**Texte choisi:**
»»
Par   /   3 mai 2013  /  


Par Cyrille Mayoux, Avocat à la Cour -

Depuis le 2 avril dernier et la mise en examen de Jérôme Cahuzac par les juges d’instruction Van Ruymbeke et Le Loire, le délit de blanchiment de fraude fiscale est apparu dans l’espace médiatique.

Tout le monde veut apprendre à le connaître : qui est-il ? Plus exactement, qui sont-ils ?

Le blanchiment est une infraction de conséquence, en ce qu’il ne peut exister que si une première infraction a été commise. Ce premier délit est même la raison d’être du second : sans crime ou délit préalables, nul n’est besoin d’en blanchir le produit.

Avant de s’intéresser au concept de blanchiment, il est donc nécessaire de savoir s’il y a un premier délit, en l’espèce celui de fraude fiscale.

Cette infraction est prévue et réprimée par l’article 1741 du Code général des impôts :

« Sans préjudice des dispositions particulières relatées dans la présente codification, quiconque s’est frauduleusement soustrait ou a tenté de se soustraire frauduleusement à l’établissement ou au paiement total ou partiel des impôts visés dans la présente codification, soit qu’il ait volontairement omis de faire sa déclaration dans les délais prescrits, soit qu’il ait volontairement dissimulé une part des sommes sujettes à l’impôt, soit qu’il ait organisé son insolvabilité ou mis obstacle par d’autres manœuvres au recouvrement de l’impôt, soit en agissant de toute autre manière frauduleuse, est passible, indépendamment des sanctions fiscales applicables, d’une amende de 500 000 € et d’un emprisonnement de cinq ans. Lorsque les faits ont été réalisés ou facilités au moyen soit d’achats ou de ventes sans facture, soit de factures ne se rapportant pas à des opérations réelles, ou qu’ils ont eu pour objet d’obtenir de l’Etat des remboursements injustifiés, leur auteur est passible d’une amende de 750 000 € et d’un emprisonnement de cinq ans. Lorsque les faits mentionnés à la première phrase ont été réalisés ou facilités au moyen soit de comptes ouverts ou de contrats souscrits auprès d’organismes établis dans un Etat ou un territoire qui n’a pas conclu avec la France, depuis au moins cinq ans au moment des faits, une convention d’assistance administrative permettant l’échange de tout renseignement nécessaire à l’application de la législation fiscale française, soit de l’interposition de personnes physiques ou morales ou de tout organisme, fiducie ou institution comparable établis dans l’un de ces Etats ou territoires, les peines sont portées à sept ans d’emprisonnement et à 1 000 000 € d’amende.

Toutefois, cette disposition n’est applicable, en cas de dissimulation, que si celle-ci excède le dixième de la somme imposable ou le chiffre de 153 €.

Toute personne condamnée en application des dispositions du présent article peut être privée des droits civiques, civils et de famille, suivant les modalités prévues par l’article 131-26 du code pénal.
««
**Extraits de données:**
»»
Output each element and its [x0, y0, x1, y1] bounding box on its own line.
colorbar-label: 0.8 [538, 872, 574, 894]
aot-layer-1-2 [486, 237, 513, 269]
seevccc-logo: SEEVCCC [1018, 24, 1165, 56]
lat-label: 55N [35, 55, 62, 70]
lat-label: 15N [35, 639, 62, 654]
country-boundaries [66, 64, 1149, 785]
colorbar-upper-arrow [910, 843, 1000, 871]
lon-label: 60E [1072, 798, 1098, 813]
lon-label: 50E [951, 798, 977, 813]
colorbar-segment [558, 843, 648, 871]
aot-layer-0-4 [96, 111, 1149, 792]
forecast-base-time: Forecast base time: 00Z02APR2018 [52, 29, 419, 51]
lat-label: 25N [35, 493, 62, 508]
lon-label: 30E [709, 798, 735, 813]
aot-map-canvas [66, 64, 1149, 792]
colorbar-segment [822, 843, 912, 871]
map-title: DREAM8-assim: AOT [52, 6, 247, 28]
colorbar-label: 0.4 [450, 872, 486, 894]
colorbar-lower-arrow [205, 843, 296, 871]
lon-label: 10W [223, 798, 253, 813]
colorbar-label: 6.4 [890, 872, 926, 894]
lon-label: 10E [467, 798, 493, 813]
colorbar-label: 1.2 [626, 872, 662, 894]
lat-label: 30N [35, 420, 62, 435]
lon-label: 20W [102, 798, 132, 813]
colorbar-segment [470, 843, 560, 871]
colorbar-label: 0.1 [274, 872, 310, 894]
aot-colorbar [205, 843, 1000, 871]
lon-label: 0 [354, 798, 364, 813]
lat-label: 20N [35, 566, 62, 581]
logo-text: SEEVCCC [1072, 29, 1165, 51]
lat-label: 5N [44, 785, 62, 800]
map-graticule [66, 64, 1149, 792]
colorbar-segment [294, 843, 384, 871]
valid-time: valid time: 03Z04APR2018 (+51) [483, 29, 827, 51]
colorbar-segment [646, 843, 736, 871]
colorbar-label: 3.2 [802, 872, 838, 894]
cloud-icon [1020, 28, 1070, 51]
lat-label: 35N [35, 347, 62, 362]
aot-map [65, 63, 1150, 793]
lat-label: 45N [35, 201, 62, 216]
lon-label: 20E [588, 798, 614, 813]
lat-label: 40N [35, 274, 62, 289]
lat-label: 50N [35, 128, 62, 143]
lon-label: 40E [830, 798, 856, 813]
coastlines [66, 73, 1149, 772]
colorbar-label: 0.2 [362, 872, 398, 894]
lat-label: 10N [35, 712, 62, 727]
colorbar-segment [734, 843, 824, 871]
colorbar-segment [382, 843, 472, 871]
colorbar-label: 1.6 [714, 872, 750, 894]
««
»»
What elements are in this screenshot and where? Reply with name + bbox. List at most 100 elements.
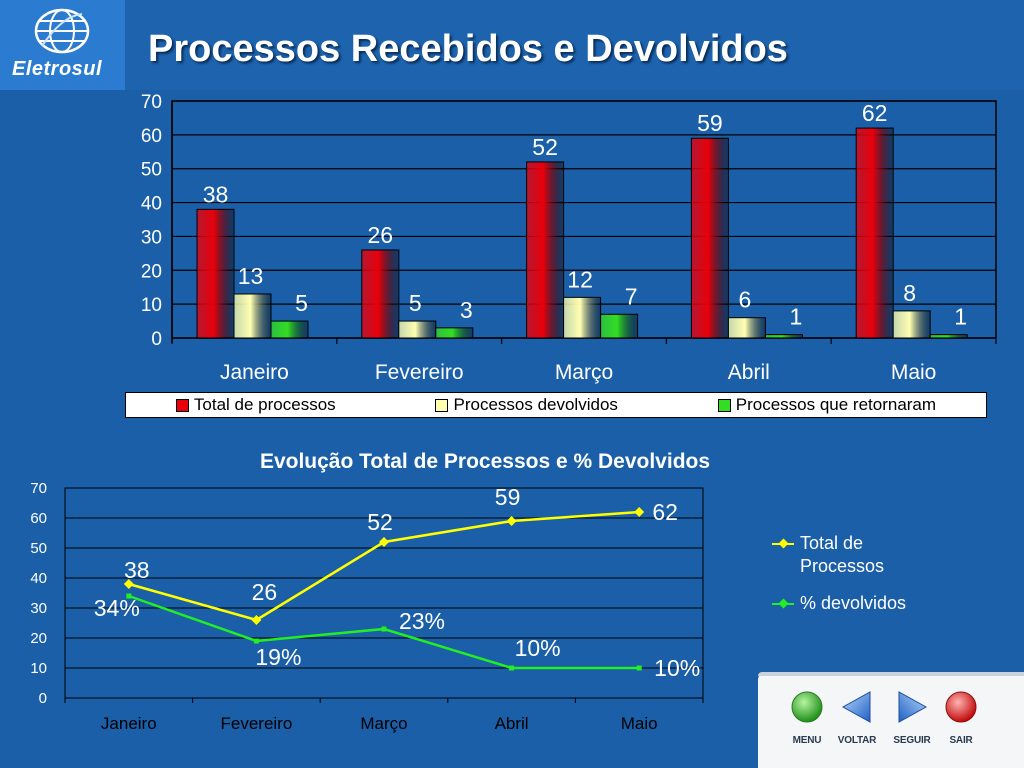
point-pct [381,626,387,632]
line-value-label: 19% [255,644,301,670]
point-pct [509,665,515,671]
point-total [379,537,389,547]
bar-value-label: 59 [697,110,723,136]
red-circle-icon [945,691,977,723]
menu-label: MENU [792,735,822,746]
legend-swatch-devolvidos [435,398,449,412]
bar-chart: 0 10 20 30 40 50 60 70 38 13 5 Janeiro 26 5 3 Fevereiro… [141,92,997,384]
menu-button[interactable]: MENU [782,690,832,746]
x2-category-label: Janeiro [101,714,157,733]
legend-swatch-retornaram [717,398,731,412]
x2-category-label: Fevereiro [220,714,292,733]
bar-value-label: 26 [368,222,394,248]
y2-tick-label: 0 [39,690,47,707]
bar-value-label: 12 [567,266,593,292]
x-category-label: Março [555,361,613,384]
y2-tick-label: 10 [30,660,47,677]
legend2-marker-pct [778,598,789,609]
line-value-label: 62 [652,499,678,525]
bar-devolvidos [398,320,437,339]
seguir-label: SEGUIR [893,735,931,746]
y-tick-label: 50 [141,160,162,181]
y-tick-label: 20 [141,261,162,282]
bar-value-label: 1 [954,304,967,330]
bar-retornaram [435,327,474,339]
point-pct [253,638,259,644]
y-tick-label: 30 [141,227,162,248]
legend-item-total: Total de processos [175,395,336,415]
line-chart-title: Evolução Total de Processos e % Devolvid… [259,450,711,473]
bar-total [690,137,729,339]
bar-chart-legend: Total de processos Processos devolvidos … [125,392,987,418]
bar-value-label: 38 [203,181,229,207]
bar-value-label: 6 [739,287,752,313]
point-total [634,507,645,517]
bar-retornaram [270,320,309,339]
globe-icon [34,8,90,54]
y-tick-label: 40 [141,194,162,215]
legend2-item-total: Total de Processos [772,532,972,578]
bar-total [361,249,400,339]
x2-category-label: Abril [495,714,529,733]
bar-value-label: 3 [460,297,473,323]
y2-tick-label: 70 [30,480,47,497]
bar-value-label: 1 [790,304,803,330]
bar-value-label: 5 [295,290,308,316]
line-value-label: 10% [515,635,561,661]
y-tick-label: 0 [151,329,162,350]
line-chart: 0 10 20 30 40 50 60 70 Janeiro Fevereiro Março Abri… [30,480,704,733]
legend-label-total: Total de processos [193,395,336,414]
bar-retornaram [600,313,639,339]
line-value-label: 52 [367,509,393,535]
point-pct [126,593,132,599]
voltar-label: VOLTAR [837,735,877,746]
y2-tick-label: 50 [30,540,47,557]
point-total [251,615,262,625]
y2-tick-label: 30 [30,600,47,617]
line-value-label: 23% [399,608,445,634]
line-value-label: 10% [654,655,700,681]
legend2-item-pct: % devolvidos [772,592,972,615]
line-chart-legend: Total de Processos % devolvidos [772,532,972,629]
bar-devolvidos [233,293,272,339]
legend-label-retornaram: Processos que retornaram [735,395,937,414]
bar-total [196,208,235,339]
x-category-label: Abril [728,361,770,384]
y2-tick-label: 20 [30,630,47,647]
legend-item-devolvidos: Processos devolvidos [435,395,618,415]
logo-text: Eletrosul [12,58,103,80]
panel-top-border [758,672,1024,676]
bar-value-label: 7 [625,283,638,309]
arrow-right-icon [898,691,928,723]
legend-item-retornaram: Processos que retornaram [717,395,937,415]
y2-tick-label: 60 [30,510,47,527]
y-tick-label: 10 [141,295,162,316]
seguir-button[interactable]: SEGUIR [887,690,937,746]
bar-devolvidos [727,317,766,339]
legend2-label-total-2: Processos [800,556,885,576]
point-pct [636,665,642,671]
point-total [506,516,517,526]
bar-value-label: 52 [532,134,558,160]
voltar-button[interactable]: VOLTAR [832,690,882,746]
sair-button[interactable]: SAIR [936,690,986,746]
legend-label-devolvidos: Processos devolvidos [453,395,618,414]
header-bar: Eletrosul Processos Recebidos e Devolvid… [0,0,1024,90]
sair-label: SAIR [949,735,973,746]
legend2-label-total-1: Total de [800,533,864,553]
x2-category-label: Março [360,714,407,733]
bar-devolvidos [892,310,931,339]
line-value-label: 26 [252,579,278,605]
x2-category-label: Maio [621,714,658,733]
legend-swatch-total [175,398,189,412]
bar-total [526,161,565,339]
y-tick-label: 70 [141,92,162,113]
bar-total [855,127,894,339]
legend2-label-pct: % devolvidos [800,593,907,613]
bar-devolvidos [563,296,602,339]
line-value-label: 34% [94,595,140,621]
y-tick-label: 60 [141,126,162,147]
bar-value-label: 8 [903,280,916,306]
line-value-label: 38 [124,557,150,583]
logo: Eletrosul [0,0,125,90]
««
»»
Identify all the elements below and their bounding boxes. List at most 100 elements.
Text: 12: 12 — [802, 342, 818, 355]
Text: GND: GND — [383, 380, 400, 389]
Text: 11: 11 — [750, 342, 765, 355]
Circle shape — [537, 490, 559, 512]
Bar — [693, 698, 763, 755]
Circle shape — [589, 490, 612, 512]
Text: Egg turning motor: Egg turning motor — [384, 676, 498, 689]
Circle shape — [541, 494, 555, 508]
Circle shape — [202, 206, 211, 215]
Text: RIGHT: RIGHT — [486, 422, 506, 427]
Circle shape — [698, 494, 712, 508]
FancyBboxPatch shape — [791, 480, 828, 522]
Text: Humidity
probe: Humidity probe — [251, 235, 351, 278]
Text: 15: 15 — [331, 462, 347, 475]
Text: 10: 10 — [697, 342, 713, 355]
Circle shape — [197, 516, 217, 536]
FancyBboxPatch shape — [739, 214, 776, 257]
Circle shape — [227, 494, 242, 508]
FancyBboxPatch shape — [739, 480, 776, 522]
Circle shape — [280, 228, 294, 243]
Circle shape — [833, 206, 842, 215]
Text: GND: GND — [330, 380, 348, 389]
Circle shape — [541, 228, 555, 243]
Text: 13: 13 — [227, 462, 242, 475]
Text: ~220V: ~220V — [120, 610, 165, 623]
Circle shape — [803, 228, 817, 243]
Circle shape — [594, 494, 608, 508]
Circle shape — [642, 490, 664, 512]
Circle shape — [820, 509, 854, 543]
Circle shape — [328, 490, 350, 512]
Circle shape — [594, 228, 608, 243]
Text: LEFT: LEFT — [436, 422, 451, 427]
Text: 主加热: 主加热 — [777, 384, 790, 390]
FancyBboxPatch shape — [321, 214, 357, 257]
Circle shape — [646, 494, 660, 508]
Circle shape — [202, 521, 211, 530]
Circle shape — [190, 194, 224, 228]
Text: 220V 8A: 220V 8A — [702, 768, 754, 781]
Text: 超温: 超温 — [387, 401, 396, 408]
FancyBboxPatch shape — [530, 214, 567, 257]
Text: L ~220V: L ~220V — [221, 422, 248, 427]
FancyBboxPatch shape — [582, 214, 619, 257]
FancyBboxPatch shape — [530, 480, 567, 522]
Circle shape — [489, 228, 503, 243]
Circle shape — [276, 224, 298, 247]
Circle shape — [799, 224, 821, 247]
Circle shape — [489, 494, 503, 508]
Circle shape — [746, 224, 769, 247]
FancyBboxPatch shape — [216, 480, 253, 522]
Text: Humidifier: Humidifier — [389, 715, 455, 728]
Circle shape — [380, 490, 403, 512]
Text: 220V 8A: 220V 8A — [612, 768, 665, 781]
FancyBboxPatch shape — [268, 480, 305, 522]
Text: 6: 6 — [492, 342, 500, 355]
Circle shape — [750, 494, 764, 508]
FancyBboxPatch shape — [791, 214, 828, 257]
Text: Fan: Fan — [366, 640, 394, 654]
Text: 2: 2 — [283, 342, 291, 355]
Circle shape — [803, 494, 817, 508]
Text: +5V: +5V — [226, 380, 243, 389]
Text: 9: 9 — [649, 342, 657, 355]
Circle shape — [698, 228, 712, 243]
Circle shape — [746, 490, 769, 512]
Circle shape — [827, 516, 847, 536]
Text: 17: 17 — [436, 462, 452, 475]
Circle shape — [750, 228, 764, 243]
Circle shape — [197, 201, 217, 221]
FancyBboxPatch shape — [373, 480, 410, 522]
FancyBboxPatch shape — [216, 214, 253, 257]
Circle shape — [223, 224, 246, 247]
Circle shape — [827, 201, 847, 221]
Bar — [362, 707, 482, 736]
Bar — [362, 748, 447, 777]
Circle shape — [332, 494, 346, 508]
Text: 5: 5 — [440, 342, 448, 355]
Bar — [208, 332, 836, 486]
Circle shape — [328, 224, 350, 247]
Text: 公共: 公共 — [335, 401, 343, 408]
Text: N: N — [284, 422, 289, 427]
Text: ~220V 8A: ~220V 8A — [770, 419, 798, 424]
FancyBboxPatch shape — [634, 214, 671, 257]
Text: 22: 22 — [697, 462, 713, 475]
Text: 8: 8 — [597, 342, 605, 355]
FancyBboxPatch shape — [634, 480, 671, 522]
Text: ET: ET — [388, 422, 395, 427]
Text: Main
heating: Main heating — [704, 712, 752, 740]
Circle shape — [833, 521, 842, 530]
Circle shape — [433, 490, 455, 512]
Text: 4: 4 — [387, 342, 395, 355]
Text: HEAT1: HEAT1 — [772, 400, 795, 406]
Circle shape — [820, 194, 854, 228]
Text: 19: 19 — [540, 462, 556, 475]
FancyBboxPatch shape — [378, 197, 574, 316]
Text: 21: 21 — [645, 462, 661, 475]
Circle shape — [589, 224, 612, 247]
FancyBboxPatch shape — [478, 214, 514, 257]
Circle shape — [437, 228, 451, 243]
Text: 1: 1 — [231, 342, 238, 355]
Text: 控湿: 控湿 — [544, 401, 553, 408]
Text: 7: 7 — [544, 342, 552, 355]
««
**Travail demandé:**
Recopiez à l'identique le passage du texte choisi qui commence aux mots « Par   /   3 mai » et s'arrête après les mots « de fraude fiscale. ». Seul le texte choisi doit servir de base pour répondre.

**Réponse attendue:**
Par   /   3 mai 2013  /  


Par Cyrille Mayoux, Avocat à la Cour -

Depuis le 2 avril dernier et la mise en examen de Jérôme Cahuzac par les juges d’instruction Van Ruymbeke et Le Loire, le délit de blanchiment de fraude fiscale est apparu dans l’espace médiatique.

Tout le monde veut apprendre à le connaître : qui est-il ? Plus exactement, qui sont-ils ?

Le blanchiment est une infraction de conséquence, en ce qu’il ne peut exister que si une première infraction a été commise. Ce premier délit est même la raison d’être du second : sans crime ou délit préalables, nul n’est besoin d’en blanchir le produit.

Avant de s’intéresser au concept de blanchiment, il est donc nécessaire de savoir s’il y a un premier délit, en l’espèce celui de fraude fiscale.